▶ _The exercise_
The exercise asks for every line of the data to be reproduced exactly.

■ ■ ■

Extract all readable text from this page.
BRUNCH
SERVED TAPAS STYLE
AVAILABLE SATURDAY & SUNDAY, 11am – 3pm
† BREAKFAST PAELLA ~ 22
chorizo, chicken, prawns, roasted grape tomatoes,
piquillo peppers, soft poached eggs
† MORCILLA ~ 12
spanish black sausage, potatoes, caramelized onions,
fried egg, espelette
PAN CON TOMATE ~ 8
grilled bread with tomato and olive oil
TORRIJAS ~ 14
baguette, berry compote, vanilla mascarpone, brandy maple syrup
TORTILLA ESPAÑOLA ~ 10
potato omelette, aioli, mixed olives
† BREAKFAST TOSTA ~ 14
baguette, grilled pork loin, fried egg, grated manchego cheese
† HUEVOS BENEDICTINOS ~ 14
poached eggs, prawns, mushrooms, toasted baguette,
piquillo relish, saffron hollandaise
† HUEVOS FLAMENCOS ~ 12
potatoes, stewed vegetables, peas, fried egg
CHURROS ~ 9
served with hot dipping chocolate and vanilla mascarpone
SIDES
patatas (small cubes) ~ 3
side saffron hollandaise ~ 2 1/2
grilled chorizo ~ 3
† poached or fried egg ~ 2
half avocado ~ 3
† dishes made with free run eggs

■ ■ ■

▶ _The result_
Extract all readable text from this page.
BRUNCH
SERVED TAPAS STYLE
AVAILABLE SATURDAY & SUNDAY, 11am – 3pm
† BREAKFAST PAELLA ~ 22
chorizo, chicken, prawns, roasted grape tomatoes,
piquillo peppers, soft poached eggs
† MORCILLA ~ 12
spanish black sausage, potatoes, caramelized onions,
fried egg, espelette
PAN CON TOMATE ~ 8
grilled bread with tomato and olive oil
TORRIJAS ~ 14
baguette, berry compote, vanilla mascarpone, brandy maple syrup
TORTILLA ESPAÑOLA ~ 10
potato omelette, aioli, mixed olives
† BREAKFAST TOSTA ~ 14
baguette, grilled pork loin, fried egg, grated manchego cheese
† HUEVOS BENEDICTINOS ~ 14
poached eggs, prawns, mushrooms, toasted baguette,
piquillo relish, saffron hollandaise
† HUEVOS FLAMENCOS ~ 12
potatoes, stewed vegetables, peas, fried egg
CHURROS ~ 9
served with hot dipping chocolate and vanilla mascarpone
SIDES
patatas (small cubes) ~ 3
side saffron hollandaise ~ 2 1/2
grilled chorizo ~ 3
† poached or fried egg ~ 2
half avocado ~ 3
† dishes made with free run eggs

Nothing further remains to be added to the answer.